▸ Request
Copy all of the material word for word, except for the pictures.
>> start The records
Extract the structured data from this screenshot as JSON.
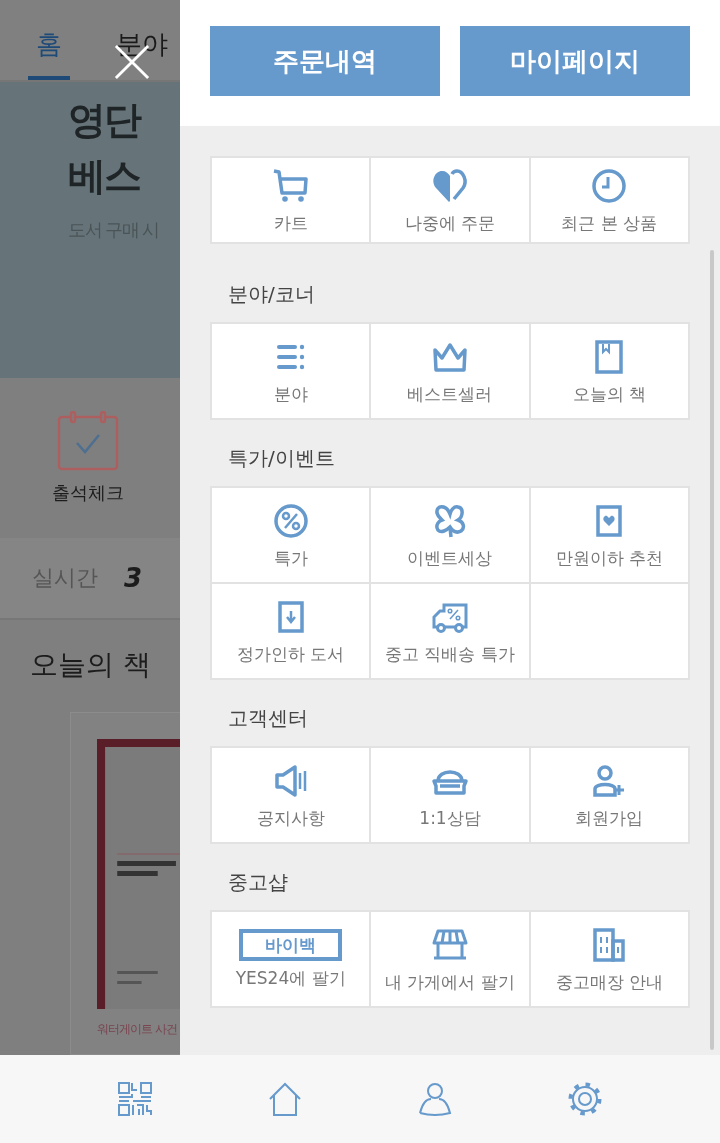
{
  "background_page": {
    "tabs": [
      {
        "label": "홈",
        "selected": true
      },
      {
        "label": "분야",
        "selected": false
      }
    ],
    "banner": {
      "title_lines": [
        "영단",
        "베스"
      ],
      "subtitle": "도서 구매 시"
    },
    "attendance": {
      "label": "출석체크"
    },
    "realtime": {
      "label": "실시간",
      "rank": "3"
    },
    "todays_book": {
      "heading": "오늘의 책",
      "book_title": "워터게이트 사건"
    }
  },
  "menu": {
    "top_buttons": [
      "주문내역",
      "마이페이지"
    ],
    "quick_items": [
      {
        "kind": "cart",
        "label": "카트"
      },
      {
        "kind": "heart",
        "label": "나중에 주문"
      },
      {
        "kind": "clock",
        "label": "최근 본 상품"
      }
    ],
    "sections": [
      {
        "title": "분야/코너",
        "items": [
          {
            "kind": "list",
            "label": "분야"
          },
          {
            "kind": "crown",
            "label": "베스트셀러"
          },
          {
            "kind": "book",
            "label": "오늘의 책"
          }
        ]
      },
      {
        "title": "특가/이벤트",
        "items": [
          {
            "kind": "percent",
            "label": "특가"
          },
          {
            "kind": "clover",
            "label": "이벤트세상"
          },
          {
            "kind": "heartbox",
            "label": "만원이하 추천"
          },
          {
            "kind": "downbox",
            "label": "정가인하 도서"
          },
          {
            "kind": "truck",
            "label": "중고 직배송 특가"
          }
        ]
      },
      {
        "title": "고객센터",
        "items": [
          {
            "kind": "speaker",
            "label": "공지사항"
          },
          {
            "kind": "sofa",
            "label": "1:1상담"
          },
          {
            "kind": "useradd",
            "label": "회원가입"
          }
        ]
      },
      {
        "title": "중고샵",
        "items": [
          {
            "kind": "buyback",
            "badge": "바이백",
            "label": "YES24에 팔기"
          },
          {
            "kind": "store",
            "label": "내 가게에서 팔기"
          },
          {
            "kind": "building",
            "label": "중고매장 안내"
          }
        ]
      }
    ]
  },
  "bottom_bar": {
    "items": [
      {
        "kind": "qr"
      },
      {
        "kind": "home"
      },
      {
        "kind": "user"
      },
      {
        "kind": "settings"
      }
    ]
  }
}
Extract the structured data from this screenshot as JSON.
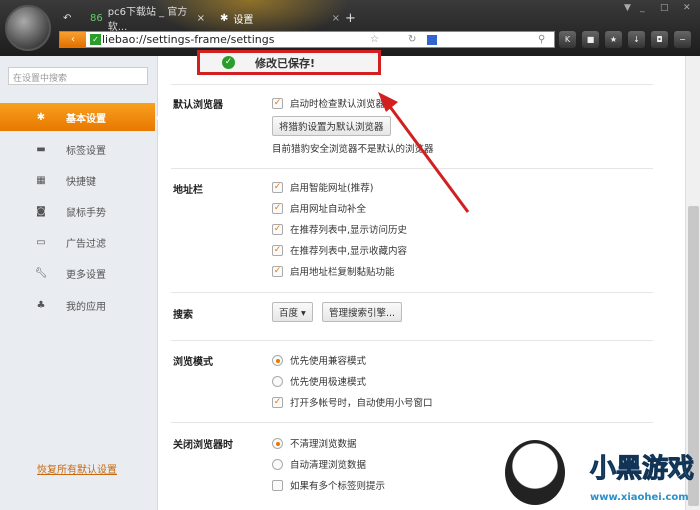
>> end The records
▸ Answer to this exercise
Extract the structured data from this screenshot as JSON.
{
  "background_page": {
    "tabs": [
      {
        "label": "홈",
        "selected": true
      },
      {
        "label": "분야",
        "selected": false
      }
    ],
    "banner": {
      "title_lines": [
        "영단",
        "베스"
      ],
      "subtitle": "도서 구매 시"
    },
    "attendance": {
      "label": "출석체크"
    },
    "realtime": {
      "label": "실시간",
      "rank": "3"
    },
    "todays_book": {
      "heading": "오늘의 책",
      "book_title": "워터게이트 사건"
    }
  },
  "menu": {
    "top_buttons": [
      "주문내역",
      "마이페이지"
    ],
    "quick_items": [
      {
        "kind": "cart",
        "label": "카트"
      },
      {
        "kind": "heart",
        "label": "나중에 주문"
      },
      {
        "kind": "clock",
        "label": "최근 본 상품"
      }
    ],
    "sections": [
      {
        "title": "분야/코너",
        "items": [
          {
            "kind": "list",
            "label": "분야"
          },
          {
            "kind": "crown",
            "label": "베스트셀러"
          },
          {
            "kind": "book",
            "label": "오늘의 책"
          }
        ]
      },
      {
        "title": "특가/이벤트",
        "items": [
          {
            "kind": "percent",
            "label": "특가"
          },
          {
            "kind": "clover",
            "label": "이벤트세상"
          },
          {
            "kind": "heartbox",
            "label": "만원이하 추천"
          },
          {
            "kind": "downbox",
            "label": "정가인하 도서"
          },
          {
            "kind": "truck",
            "label": "중고 직배송 특가"
          }
        ]
      },
      {
        "title": "고객센터",
        "items": [
          {
            "kind": "speaker",
            "label": "공지사항"
          },
          {
            "kind": "sofa",
            "label": "1:1상담"
          },
          {
            "kind": "useradd",
            "label": "회원가입"
          }
        ]
      },
      {
        "title": "중고샵",
        "items": [
          {
            "kind": "buyback",
            "badge": "바이백",
            "label": "YES24에 팔기"
          },
          {
            "kind": "store",
            "label": "내 가게에서 팔기"
          },
          {
            "kind": "building",
            "label": "중고매장 안내"
          }
        ]
      }
    ]
  },
  "bottom_bar": {
    "items": [
      {
        "kind": "qr"
      },
      {
        "kind": "home"
      },
      {
        "kind": "user"
      },
      {
        "kind": "settings"
      }
    ]
  }
}
Extract the structured data from this screenshot as JSON.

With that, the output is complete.